** Start **
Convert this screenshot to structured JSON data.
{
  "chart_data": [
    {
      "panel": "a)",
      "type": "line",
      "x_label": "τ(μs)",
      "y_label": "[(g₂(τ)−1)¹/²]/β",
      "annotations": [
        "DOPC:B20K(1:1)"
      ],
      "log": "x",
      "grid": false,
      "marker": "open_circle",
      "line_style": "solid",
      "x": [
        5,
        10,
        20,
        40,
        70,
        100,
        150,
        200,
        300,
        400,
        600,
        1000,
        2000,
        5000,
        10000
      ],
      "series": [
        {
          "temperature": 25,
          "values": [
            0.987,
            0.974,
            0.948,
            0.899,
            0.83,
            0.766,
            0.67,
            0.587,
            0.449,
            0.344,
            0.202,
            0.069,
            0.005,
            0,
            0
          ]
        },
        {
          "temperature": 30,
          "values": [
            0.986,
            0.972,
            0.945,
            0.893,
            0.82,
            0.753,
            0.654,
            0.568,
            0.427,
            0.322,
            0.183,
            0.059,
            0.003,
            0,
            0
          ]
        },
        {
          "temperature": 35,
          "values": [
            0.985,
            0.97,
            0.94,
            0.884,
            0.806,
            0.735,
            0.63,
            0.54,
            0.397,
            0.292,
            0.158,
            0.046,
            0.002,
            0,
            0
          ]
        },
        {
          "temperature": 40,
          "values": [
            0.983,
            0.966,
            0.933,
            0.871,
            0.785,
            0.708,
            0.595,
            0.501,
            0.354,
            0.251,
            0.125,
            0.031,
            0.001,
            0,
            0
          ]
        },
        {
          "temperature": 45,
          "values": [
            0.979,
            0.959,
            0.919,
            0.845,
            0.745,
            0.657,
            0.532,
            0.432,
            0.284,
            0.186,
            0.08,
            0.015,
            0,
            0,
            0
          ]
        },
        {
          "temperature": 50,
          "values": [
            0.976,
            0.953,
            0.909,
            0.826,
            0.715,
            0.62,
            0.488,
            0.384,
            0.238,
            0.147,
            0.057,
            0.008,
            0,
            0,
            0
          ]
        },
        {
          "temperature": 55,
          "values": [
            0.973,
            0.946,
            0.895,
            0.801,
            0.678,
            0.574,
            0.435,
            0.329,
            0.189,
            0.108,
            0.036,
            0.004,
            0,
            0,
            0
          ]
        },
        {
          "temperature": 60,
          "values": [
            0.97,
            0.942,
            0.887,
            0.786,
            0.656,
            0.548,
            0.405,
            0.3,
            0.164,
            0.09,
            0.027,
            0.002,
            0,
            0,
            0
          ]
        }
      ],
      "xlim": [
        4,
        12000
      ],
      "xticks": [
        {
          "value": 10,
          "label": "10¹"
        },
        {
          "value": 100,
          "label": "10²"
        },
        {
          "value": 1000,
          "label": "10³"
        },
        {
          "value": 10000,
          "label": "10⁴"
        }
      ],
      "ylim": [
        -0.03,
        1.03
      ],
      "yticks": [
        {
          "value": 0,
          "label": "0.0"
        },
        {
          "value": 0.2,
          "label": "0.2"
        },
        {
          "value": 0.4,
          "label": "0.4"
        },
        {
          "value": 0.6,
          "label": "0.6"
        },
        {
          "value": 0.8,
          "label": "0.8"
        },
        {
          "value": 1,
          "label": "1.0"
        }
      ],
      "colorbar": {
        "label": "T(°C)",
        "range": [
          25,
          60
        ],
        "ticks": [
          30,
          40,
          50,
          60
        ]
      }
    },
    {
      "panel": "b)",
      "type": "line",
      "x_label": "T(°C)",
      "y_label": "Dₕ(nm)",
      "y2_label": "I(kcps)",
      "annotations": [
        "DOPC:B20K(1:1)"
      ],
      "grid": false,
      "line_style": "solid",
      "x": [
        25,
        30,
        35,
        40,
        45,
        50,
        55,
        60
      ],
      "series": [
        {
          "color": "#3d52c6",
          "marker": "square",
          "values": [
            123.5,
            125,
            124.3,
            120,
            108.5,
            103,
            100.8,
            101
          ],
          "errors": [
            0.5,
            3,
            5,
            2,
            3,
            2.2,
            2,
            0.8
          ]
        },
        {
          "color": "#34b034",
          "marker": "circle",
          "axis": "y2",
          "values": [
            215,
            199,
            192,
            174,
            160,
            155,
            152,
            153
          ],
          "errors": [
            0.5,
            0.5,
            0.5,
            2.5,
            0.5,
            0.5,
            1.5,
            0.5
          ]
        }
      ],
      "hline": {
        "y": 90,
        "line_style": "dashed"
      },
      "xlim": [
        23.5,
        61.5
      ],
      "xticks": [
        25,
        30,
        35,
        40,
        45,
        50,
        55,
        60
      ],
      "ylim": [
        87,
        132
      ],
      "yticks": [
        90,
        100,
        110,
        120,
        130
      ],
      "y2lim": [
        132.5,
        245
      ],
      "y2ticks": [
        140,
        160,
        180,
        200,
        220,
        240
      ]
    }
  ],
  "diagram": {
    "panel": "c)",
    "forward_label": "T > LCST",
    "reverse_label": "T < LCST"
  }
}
** End **
§ **TASK DIRECTIONS**: Print the records above in full, exactly.

§ **WRITTEN ANSWER**:
Convert this screenshot to structured JSON data.
{
  "chart_data": [
    {
      "panel": "a)",
      "type": "line",
      "x_label": "τ(μs)",
      "y_label": "[(g₂(τ)−1)¹/²]/β",
      "annotations": [
        "DOPC:B20K(1:1)"
      ],
      "log": "x",
      "grid": false,
      "marker": "open_circle",
      "line_style": "solid",
      "x": [
        5,
        10,
        20,
        40,
        70,
        100,
        150,
        200,
        300,
        400,
        600,
        1000,
        2000,
        5000,
        10000
      ],
      "series": [
        {
          "temperature": 25,
          "values": [
            0.987,
            0.974,
            0.948,
            0.899,
            0.83,
            0.766,
            0.67,
            0.587,
            0.449,
            0.344,
            0.202,
            0.069,
            0.005,
            0,
            0
          ]
        },
        {
          "temperature": 30,
          "values": [
            0.986,
            0.972,
            0.945,
            0.893,
            0.82,
            0.753,
            0.654,
            0.568,
            0.427,
            0.322,
            0.183,
            0.059,
            0.003,
            0,
            0
          ]
        },
        {
          "temperature": 35,
          "values": [
            0.985,
            0.97,
            0.94,
            0.884,
            0.806,
            0.735,
            0.63,
            0.54,
            0.397,
            0.292,
            0.158,
            0.046,
            0.002,
            0,
            0
          ]
        },
        {
          "temperature": 40,
          "values": [
            0.983,
            0.966,
            0.933,
            0.871,
            0.785,
            0.708,
            0.595,
            0.501,
            0.354,
            0.251,
            0.125,
            0.031,
            0.001,
            0,
            0
          ]
        },
        {
          "temperature": 45,
          "values": [
            0.979,
            0.959,
            0.919,
            0.845,
            0.745,
            0.657,
            0.532,
            0.432,
            0.284,
            0.186,
            0.08,
            0.015,
            0,
            0,
            0
          ]
        },
        {
          "temperature": 50,
          "values": [
            0.976,
            0.953,
            0.909,
            0.826,
            0.715,
            0.62,
            0.488,
            0.384,
            0.238,
            0.147,
            0.057,
            0.008,
            0,
            0,
            0
          ]
        },
        {
          "temperature": 55,
          "values": [
            0.973,
            0.946,
            0.895,
            0.801,
            0.678,
            0.574,
            0.435,
            0.329,
            0.189,
            0.108,
            0.036,
            0.004,
            0,
            0,
            0
          ]
        },
        {
          "temperature": 60,
          "values": [
            0.97,
            0.942,
            0.887,
            0.786,
            0.656,
            0.548,
            0.405,
            0.3,
            0.164,
            0.09,
            0.027,
            0.002,
            0,
            0,
            0
          ]
        }
      ],
      "xlim": [
        4,
        12000
      ],
      "xticks": [
        {
          "value": 10,
          "label": "10¹"
        },
        {
          "value": 100,
          "label": "10²"
        },
        {
          "value": 1000,
          "label": "10³"
        },
        {
          "value": 10000,
          "label": "10⁴"
        }
      ],
      "ylim": [
        -0.03,
        1.03
      ],
      "yticks": [
        {
          "value": 0,
          "label": "0.0"
        },
        {
          "value": 0.2,
          "label": "0.2"
        },
        {
          "value": 0.4,
          "label": "0.4"
        },
        {
          "value": 0.6,
          "label": "0.6"
        },
        {
          "value": 0.8,
          "label": "0.8"
        },
        {
          "value": 1,
          "label": "1.0"
        }
      ],
      "colorbar": {
        "label": "T(°C)",
        "range": [
          25,
          60
        ],
        "ticks": [
          30,
          40,
          50,
          60
        ]
      }
    },
    {
      "panel": "b)",
      "type": "line",
      "x_label": "T(°C)",
      "y_label": "Dₕ(nm)",
      "y2_label": "I(kcps)",
      "annotations": [
        "DOPC:B20K(1:1)"
      ],
      "grid": false,
      "line_style": "solid",
      "x": [
        25,
        30,
        35,
        40,
        45,
        50,
        55,
        60
      ],
      "series": [
        {
          "color": "#3d52c6",
          "marker": "square",
          "values": [
            123.5,
            125,
            124.3,
            120,
            108.5,
            103,
            100.8,
            101
          ],
          "errors": [
            0.5,
            3,
            5,
            2,
            3,
            2.2,
            2,
            0.8
          ]
        },
        {
          "color": "#34b034",
          "marker": "circle",
          "axis": "y2",
          "values": [
            215,
            199,
            192,
            174,
            160,
            155,
            152,
            153
          ],
          "errors": [
            0.5,
            0.5,
            0.5,
            2.5,
            0.5,
            0.5,
            1.5,
            0.5
          ]
        }
      ],
      "hline": {
        "y": 90,
        "line_style": "dashed"
      },
      "xlim": [
        23.5,
        61.5
      ],
      "xticks": [
        25,
        30,
        35,
        40,
        45,
        50,
        55,
        60
      ],
      "ylim": [
        87,
        132
      ],
      "yticks": [
        90,
        100,
        110,
        120,
        130
      ],
      "y2lim": [
        132.5,
        245
      ],
      "y2ticks": [
        140,
        160,
        180,
        200,
        220,
        240
      ]
    }
  ],
  "diagram": {
    "panel": "c)",
    "forward_label": "T > LCST",
    "reverse_label": "T < LCST"
  }
}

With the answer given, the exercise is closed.